--- Document section Enclosed Below ---

Monday, Apr. 12, 1954

Names make news. Last week these names made this news:

In the midst of a stormy week, Wisconsin's Senator Joseph R. McCarthy struck a brawny pose for an intimate picture snapped in the bathroom of his Washington home, where he lathered up his heavy beard for a shave. Meanwhile, some 600 University of Texas students rallied in protest against the choice of McCarthy "to speak for Texans" at the state's hallowed San Jacinto Day celebration on April 21. In Manhattan this week, the Senator, recovering from laryngitis and a virus bug, got back in voice to describe the nation's Red peril to Francis Cardinal Spellman, who, with about 6,000 New York City cops, roundly applauded McCarthy at a communion breakfast. "You said it, Joe!" shouted the cops. "Keep giving it to them!"

Crooner Johnnie (Cry) Ray arrived in London with a revolutionary approach to his art: "I think that crybaby routine has had its day. I was lucky to get over with it." But Johnnie was not certain that dry eyes would assure success. "I'm saving my money. Maybe next year I'll be through. Who knows?" On his first evening in England, Johnnie dined at the House of Commons with an old friend. Laborite M.P. Tom Driberg, long an admirer of Ray's standard technique.

--- End of Enclosed Document section ---

» **Work instruction A**: Rewrite the paragraph of the 1954 news column that begins "Crooner Johnnie (Cry) Ray" as a short bulleted list, keeping its main facts.
» **Work instruction B**: In the 1954 news column, how many University of Texas students rallied against McCarthy's choice as speaker?
» **Work instruction C**: Carry on the 1954 news column with the next paragraph after its last sentence.

--- Data under study Enclosed Below ---

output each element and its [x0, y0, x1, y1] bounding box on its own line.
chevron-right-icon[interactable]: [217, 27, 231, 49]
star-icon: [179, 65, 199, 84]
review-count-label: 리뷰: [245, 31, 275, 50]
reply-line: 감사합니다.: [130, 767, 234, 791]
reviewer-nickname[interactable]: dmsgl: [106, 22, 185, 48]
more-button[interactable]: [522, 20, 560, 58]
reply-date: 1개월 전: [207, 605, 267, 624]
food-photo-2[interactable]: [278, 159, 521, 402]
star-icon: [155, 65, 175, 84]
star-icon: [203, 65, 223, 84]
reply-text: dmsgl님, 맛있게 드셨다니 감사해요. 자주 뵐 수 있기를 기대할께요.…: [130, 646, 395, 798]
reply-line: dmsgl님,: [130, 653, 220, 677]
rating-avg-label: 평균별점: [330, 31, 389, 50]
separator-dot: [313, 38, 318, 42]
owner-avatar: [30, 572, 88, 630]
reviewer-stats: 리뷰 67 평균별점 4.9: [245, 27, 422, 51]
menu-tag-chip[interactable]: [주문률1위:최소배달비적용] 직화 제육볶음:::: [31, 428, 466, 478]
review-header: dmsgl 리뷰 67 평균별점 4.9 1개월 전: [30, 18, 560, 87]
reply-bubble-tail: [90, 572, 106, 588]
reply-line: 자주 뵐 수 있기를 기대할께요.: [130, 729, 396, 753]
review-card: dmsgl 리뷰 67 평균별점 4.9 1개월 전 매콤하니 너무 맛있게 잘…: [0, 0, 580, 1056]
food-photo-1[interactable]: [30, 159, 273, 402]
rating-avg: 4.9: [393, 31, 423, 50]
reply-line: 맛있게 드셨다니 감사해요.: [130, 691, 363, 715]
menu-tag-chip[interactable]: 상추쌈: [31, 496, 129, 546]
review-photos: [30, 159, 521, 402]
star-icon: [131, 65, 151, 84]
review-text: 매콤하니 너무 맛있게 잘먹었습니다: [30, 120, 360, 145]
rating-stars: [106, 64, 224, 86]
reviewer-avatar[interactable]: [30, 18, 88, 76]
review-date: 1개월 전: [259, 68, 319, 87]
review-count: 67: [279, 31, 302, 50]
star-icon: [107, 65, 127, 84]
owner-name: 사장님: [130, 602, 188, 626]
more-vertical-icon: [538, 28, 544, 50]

--- End of Enclosed Data under study ---

» **Reply A**:
- Crooner Johnnie Ray arrived in London saying the "crybaby routine" had had its day, though he was lucky to succeed with it.
- He was unsure that dropping it would bring success, so he was saving his money and said he might be through next year.
- On his first evening in England he dined at the House of Commons with an old friend, Laborite M.P. Tom Driberg, a longtime admirer of his standard technique.

» **Reply B**: Some 600 students.

» **Reply C**:
For their "development of a fresh theatrical form, the musical play" (e.g., Oklahoma!, South Pacific), Composer Richard Rodgers and Librettist Oscar Hammerstein II received doctorates (of humane letters) from the University of Massachusetts. Next day Drs. Rodgers and Hammerstein did education a good turn, endowed Manhattan's famed Juilliard School of Music with a perpetual scholarship to go yearly to a promising young singer.

At an air show near Paris, France's Defense Minister Rene Pleven and Britain's Minister of Supply Duncan Sandys, a son-in-law of Sir Winston Churchill, had a brush with death when a Mystere IV jet fighter plane touched a wingtip to the ground, crashed and exploded before them, killing the pilot and sending flying wreckage over their heads.

Only a day and a half after leaving Milan and her last La Scala performance in The Devil's Daughter (TIME, April 5), Mezzo-Soprano Rise Stevens made a pretty transatlantic commuter's picture as she landed at New York's International Airport, that same afternoon was on stage at the Metropolitan Opera to sing the title role of Carmen.

Winding up their 57-day trek (of 14,450 miles) about Australia, Queen Elizabeth II and the Duke of Edinburgh drove out into the countryside from the bustling city of Perth and ate a leisurely picnic lunch. Two days later, leaving in her wake the cacophonous cheers and steam whistles, the Gothic hove westward across the Indian Ocean, bound for the Cocos Islands and Ceylon.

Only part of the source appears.